## Aim
State how many lines in the entries below contain the string "left", with case counting. Give only the number.

━━━━━ Provided records

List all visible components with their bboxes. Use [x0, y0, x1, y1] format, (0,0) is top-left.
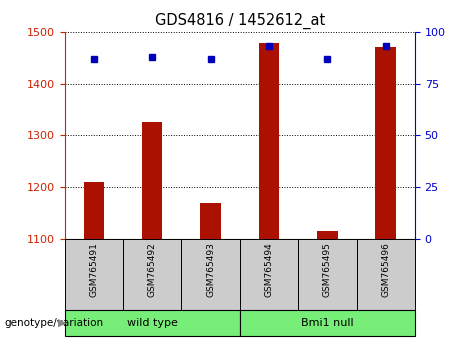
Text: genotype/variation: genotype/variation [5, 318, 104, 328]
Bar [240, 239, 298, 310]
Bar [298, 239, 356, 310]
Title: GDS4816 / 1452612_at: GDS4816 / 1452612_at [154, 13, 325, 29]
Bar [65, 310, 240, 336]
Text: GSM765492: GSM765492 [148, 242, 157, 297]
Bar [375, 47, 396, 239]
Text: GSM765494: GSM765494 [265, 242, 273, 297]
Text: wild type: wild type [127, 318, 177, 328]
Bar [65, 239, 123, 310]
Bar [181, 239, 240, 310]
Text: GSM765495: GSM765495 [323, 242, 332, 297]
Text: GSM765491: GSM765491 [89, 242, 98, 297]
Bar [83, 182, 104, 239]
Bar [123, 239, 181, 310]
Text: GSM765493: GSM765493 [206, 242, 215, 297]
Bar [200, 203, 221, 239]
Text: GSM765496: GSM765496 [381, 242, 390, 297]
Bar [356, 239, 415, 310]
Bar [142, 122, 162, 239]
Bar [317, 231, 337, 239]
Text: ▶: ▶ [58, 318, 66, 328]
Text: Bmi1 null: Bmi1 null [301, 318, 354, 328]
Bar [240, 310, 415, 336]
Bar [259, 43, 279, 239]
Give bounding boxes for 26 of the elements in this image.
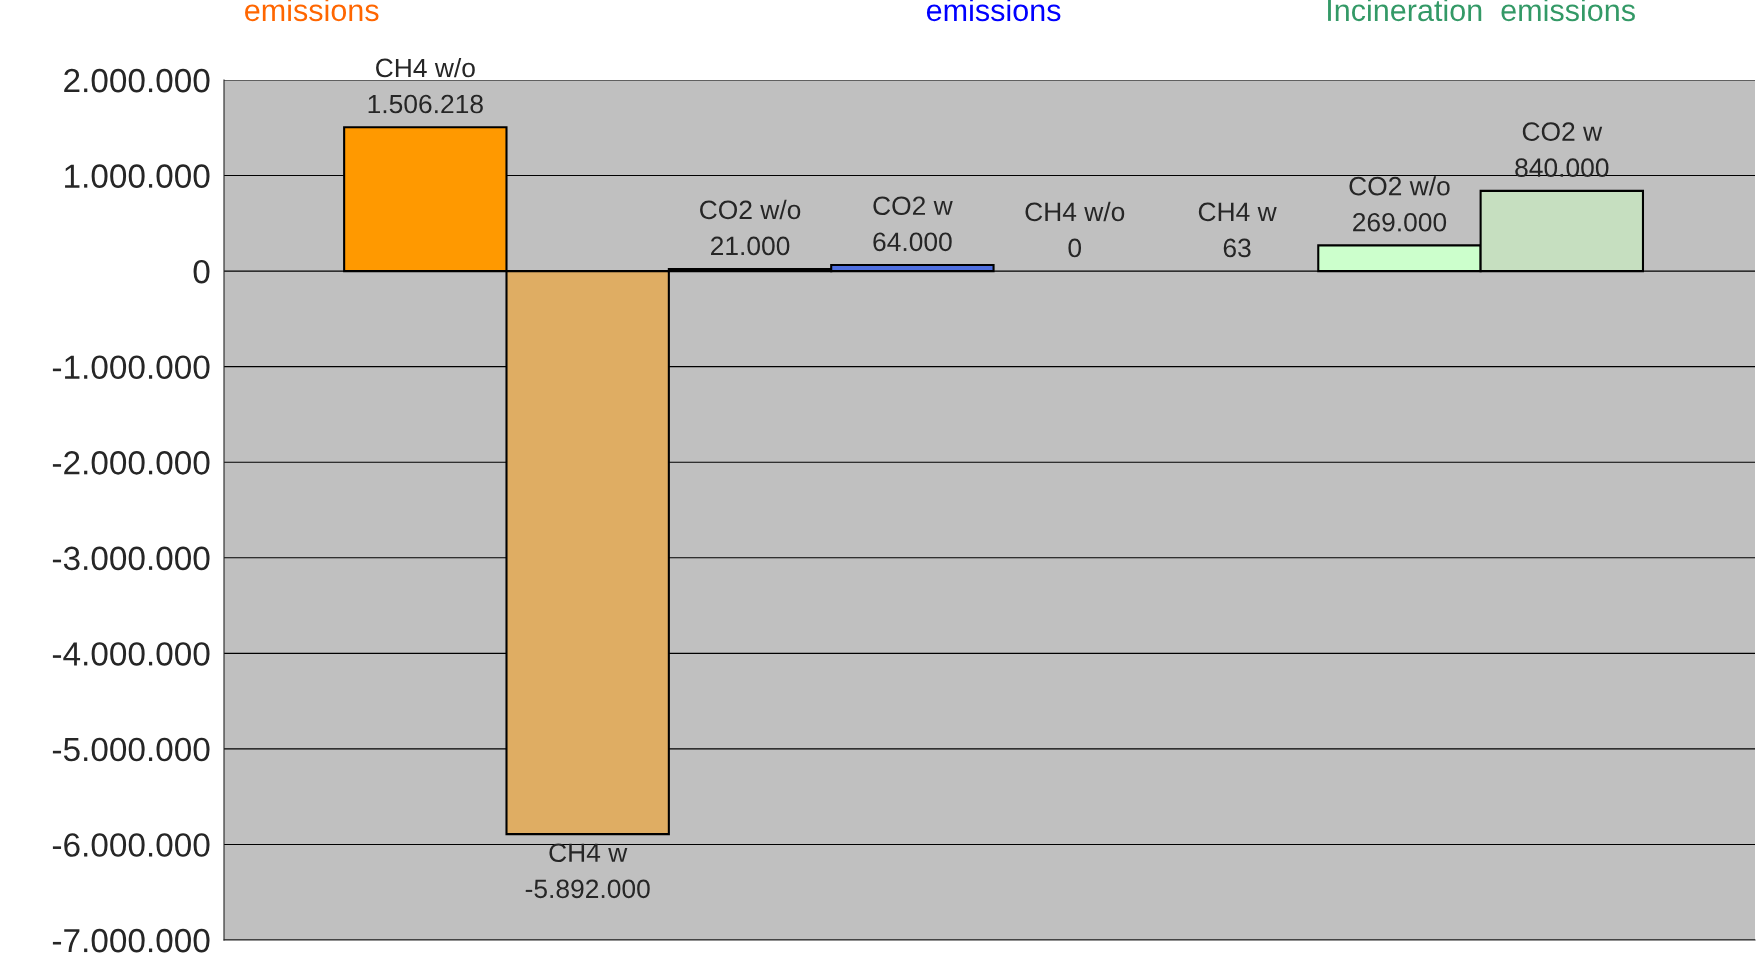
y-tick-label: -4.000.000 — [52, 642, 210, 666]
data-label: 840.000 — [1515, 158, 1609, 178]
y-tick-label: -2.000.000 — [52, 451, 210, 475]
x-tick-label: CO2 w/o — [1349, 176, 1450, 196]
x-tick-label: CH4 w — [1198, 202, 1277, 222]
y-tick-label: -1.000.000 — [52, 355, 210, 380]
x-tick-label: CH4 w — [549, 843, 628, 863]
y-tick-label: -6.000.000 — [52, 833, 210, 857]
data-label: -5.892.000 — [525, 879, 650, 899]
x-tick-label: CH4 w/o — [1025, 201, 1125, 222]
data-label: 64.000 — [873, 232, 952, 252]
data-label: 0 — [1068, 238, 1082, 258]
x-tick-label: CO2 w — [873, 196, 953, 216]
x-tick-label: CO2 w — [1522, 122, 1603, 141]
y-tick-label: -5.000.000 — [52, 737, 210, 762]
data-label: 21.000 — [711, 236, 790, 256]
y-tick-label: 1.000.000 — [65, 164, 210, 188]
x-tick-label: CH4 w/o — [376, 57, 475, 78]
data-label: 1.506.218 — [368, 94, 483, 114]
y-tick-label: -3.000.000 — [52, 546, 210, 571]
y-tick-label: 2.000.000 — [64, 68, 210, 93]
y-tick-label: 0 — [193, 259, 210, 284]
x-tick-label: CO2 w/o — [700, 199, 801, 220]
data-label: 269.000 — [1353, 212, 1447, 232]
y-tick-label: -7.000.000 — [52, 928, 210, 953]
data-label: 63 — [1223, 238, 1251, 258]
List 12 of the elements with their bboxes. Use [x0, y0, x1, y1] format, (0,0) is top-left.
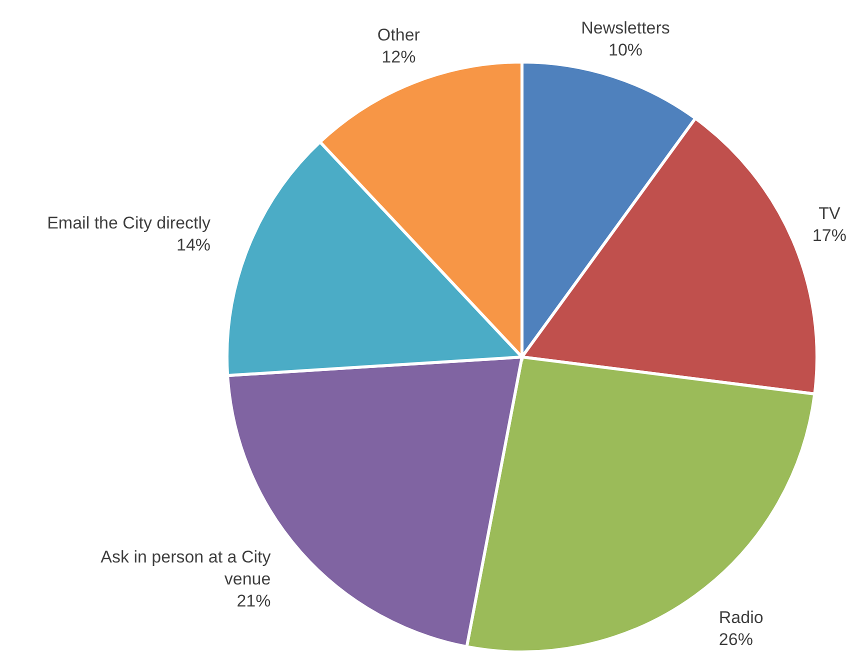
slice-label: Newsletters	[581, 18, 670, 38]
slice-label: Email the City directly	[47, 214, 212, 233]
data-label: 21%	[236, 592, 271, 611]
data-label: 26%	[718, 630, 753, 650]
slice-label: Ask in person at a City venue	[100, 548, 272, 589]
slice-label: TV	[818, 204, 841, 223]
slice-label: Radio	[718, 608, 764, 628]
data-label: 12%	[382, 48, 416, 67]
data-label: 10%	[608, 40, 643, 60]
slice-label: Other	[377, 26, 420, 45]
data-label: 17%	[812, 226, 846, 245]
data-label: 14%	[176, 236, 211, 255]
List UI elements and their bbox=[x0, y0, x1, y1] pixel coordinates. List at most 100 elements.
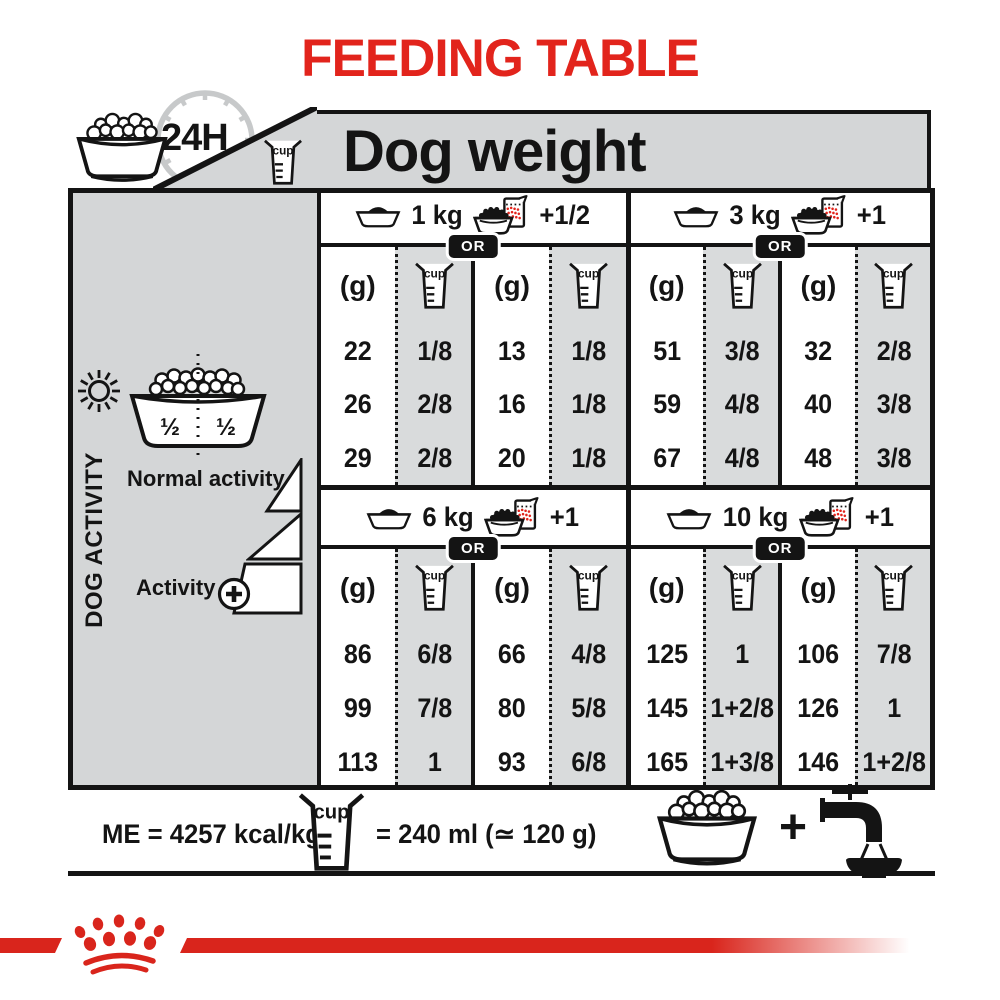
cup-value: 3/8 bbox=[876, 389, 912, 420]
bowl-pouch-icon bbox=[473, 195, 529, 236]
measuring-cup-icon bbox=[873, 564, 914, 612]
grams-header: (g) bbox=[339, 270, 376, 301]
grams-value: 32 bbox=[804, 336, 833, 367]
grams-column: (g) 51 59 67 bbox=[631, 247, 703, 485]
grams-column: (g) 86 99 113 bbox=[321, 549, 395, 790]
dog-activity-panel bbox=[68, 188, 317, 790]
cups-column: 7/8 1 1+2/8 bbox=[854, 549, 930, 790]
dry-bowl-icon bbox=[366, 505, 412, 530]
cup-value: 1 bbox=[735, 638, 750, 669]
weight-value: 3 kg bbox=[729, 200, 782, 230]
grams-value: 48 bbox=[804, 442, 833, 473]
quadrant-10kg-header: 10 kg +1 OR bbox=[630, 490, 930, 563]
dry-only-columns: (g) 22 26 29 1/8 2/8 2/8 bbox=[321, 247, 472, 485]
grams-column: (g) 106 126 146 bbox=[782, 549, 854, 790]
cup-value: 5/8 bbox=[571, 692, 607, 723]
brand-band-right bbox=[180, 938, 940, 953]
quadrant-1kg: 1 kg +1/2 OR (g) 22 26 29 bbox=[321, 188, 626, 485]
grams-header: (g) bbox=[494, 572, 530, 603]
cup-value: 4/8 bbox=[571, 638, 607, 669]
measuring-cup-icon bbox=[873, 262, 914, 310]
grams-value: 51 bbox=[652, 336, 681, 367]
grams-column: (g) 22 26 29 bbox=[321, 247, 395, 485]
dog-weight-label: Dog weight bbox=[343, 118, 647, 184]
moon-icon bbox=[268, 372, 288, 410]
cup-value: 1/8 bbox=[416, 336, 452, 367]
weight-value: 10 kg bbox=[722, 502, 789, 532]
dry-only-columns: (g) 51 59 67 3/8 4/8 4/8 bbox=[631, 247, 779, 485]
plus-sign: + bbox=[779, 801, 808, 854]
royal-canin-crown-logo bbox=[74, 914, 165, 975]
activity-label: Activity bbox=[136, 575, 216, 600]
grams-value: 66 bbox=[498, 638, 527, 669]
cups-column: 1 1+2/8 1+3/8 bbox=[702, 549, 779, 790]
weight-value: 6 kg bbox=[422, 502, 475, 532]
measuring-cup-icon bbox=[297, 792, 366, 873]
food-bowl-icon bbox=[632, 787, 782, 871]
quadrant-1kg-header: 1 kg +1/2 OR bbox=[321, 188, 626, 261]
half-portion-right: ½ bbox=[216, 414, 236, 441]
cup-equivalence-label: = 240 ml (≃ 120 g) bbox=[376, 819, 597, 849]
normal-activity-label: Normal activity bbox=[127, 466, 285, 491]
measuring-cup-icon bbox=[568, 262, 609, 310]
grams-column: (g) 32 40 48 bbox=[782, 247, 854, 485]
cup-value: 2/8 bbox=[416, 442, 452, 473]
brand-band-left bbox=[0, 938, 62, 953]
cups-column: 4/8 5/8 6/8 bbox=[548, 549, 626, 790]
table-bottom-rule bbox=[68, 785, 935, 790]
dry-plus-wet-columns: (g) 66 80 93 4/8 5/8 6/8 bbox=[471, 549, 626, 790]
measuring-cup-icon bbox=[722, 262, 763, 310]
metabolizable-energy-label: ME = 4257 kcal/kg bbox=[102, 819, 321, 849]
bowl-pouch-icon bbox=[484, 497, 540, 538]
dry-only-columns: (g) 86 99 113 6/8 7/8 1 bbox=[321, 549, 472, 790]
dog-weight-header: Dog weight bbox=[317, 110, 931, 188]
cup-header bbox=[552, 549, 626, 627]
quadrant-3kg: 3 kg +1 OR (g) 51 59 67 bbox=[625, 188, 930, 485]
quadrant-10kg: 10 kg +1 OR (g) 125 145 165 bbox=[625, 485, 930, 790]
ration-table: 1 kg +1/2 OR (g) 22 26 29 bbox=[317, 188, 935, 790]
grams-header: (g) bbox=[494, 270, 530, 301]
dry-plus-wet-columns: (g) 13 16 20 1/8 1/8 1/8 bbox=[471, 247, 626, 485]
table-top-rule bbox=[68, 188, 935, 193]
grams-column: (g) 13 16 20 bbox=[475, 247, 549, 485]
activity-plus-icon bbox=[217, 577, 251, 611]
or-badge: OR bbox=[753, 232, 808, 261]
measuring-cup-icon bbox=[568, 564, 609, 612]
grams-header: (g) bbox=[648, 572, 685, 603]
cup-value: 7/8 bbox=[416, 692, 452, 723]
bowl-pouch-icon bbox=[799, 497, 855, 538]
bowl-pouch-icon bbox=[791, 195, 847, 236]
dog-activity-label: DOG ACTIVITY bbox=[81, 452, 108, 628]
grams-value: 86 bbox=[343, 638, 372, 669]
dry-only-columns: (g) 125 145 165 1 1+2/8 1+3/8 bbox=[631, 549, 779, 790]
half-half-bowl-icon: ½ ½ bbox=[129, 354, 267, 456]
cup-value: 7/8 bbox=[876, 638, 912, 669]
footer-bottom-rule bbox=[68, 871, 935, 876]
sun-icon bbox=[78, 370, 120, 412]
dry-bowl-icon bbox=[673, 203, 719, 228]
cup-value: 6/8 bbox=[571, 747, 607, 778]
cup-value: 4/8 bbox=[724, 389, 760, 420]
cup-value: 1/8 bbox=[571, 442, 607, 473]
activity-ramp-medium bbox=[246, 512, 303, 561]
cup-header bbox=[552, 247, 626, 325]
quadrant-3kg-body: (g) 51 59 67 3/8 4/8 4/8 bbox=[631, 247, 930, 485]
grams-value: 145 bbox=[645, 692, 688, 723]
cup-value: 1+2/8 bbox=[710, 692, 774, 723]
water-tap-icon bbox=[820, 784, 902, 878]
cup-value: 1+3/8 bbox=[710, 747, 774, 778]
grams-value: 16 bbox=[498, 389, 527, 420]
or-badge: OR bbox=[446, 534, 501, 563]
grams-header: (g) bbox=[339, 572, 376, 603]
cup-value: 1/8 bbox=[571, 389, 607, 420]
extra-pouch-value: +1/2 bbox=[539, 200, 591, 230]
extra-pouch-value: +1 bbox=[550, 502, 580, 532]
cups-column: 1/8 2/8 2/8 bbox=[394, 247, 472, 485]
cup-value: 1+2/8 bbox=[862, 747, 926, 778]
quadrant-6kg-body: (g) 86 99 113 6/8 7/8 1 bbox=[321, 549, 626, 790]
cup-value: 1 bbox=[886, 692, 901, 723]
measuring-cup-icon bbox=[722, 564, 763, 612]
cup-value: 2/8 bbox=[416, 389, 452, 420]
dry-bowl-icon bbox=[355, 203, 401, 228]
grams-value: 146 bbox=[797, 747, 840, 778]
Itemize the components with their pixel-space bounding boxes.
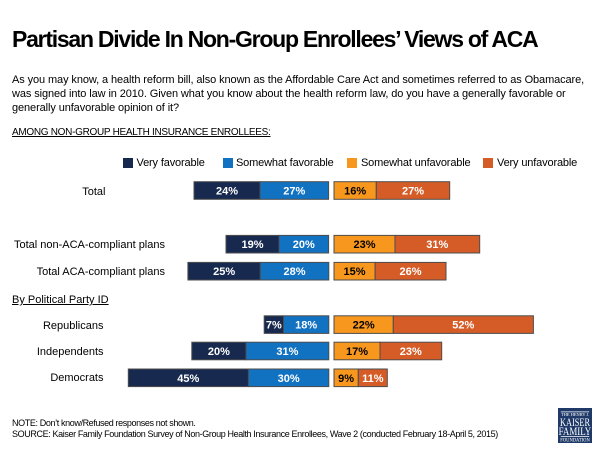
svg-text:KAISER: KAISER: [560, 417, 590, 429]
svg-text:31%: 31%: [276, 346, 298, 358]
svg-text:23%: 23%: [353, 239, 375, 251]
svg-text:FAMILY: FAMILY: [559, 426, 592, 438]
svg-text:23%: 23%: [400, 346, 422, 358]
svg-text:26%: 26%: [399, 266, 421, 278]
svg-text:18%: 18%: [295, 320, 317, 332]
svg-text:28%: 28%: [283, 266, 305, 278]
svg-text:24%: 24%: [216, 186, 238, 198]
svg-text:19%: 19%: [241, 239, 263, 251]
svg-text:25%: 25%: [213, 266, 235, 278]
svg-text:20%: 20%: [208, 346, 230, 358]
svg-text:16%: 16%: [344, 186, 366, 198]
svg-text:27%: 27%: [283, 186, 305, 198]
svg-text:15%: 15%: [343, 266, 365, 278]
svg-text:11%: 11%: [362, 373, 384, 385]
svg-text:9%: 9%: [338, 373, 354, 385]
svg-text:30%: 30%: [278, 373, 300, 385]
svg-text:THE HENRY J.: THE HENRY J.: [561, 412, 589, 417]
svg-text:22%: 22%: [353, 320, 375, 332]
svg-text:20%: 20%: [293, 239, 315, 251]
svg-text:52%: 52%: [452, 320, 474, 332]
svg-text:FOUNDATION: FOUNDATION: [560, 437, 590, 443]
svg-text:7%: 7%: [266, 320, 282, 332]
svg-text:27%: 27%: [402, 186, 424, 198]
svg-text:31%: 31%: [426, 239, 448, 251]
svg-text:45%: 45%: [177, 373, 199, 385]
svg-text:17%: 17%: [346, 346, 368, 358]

━━━━━━━━━━

## Answer to the problem
3